## Goal:
Take the records underneath and set them down exactly.

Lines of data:
--- START ---

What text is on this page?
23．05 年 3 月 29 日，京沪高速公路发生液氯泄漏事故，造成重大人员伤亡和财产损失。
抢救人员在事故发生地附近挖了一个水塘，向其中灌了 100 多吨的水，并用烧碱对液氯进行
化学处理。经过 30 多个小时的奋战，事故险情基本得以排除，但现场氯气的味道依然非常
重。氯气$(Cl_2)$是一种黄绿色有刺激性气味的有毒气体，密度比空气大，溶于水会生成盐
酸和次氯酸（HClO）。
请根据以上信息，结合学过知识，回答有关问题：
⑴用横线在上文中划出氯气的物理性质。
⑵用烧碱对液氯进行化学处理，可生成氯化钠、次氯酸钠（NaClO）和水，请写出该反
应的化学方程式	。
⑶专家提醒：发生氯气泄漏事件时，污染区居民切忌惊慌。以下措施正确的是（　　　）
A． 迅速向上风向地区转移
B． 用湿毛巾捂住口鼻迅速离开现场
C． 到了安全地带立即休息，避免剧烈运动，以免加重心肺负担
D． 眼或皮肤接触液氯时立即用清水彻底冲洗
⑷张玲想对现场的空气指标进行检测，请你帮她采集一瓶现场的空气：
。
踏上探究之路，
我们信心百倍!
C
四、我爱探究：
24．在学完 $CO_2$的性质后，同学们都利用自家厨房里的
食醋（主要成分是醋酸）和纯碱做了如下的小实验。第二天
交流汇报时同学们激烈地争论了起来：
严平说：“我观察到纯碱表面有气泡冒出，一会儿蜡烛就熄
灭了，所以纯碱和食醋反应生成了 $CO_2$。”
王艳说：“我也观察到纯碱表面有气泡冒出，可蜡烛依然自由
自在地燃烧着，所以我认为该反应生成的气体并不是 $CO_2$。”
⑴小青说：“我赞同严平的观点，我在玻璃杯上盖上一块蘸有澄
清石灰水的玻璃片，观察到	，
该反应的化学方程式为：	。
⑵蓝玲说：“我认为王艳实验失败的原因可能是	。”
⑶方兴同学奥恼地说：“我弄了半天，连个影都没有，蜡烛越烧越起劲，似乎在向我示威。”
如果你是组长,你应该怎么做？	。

--- END ---

## Exercise answer:
What text is on this page?
23．05 年 3 月 29 日，京沪高速公路发生液氯泄漏事故，造成重大人员伤亡和财产损失。
抢救人员在事故发生地附近挖了一个水塘，向其中灌了 100 多吨的水，并用烧碱对液氯进行
化学处理。经过 30 多个小时的奋战，事故险情基本得以排除，但现场氯气的味道依然非常
重。氯气$(Cl_2)$是一种黄绿色有刺激性气味的有毒气体，密度比空气大，溶于水会生成盐
酸和次氯酸（HClO）。
请根据以上信息，结合学过知识，回答有关问题：
⑴用横线在上文中划出氯气的物理性质。
⑵用烧碱对液氯进行化学处理，可生成氯化钠、次氯酸钠（NaClO）和水，请写出该反
应的化学方程式	。
⑶专家提醒：发生氯气泄漏事件时，污染区居民切忌惊慌。以下措施正确的是（　　　）
A． 迅速向上风向地区转移
B． 用湿毛巾捂住口鼻迅速离开现场
C． 到了安全地带立即休息，避免剧烈运动，以免加重心肺负担
D． 眼或皮肤接触液氯时立即用清水彻底冲洗
⑷张玲想对现场的空气指标进行检测，请你帮她采集一瓶现场的空气：
。
踏上探究之路，
我们信心百倍!
C
四、我爱探究：
24．在学完 $CO_2$的性质后，同学们都利用自家厨房里的
食醋（主要成分是醋酸）和纯碱做了如下的小实验。第二天
交流汇报时同学们激烈地争论了起来：
严平说：“我观察到纯碱表面有气泡冒出，一会儿蜡烛就熄
灭了，所以纯碱和食醋反应生成了 $CO_2$。”
王艳说：“我也观察到纯碱表面有气泡冒出，可蜡烛依然自由
自在地燃烧着，所以我认为该反应生成的气体并不是 $CO_2$。”
⑴小青说：“我赞同严平的观点，我在玻璃杯上盖上一块蘸有澄
清石灰水的玻璃片，观察到	，
该反应的化学方程式为：	。
⑵蓝玲说：“我认为王艳实验失败的原因可能是	。”
⑶方兴同学奥恼地说：“我弄了半天，连个影都没有，蜡烛越烧越起劲，似乎在向我示威。”
如果你是组长,你应该怎么做？	。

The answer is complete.